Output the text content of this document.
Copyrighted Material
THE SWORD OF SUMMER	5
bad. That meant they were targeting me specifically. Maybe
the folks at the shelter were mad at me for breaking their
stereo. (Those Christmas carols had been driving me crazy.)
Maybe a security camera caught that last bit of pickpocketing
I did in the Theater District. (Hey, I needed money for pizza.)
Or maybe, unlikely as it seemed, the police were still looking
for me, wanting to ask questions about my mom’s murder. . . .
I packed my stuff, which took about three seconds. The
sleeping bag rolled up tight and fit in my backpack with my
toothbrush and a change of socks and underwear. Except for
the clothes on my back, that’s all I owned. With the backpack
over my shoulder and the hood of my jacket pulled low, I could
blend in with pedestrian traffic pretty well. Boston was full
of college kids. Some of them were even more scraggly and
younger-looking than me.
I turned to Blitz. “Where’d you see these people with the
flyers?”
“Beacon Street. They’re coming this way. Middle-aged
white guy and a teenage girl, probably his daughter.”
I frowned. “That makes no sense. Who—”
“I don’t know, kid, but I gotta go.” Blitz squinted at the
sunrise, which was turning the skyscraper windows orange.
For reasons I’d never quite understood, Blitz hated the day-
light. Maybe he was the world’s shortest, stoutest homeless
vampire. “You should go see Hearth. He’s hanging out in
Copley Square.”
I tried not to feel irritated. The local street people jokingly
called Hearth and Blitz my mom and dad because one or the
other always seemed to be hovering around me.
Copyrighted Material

◇ ◇ ◇ ◇

■ Directions: Look above for lines with the word "this" and copy them all.

■ Correct answer:
Output the text content of this document.
“Beacon Street. They’re coming this way. Middle-aged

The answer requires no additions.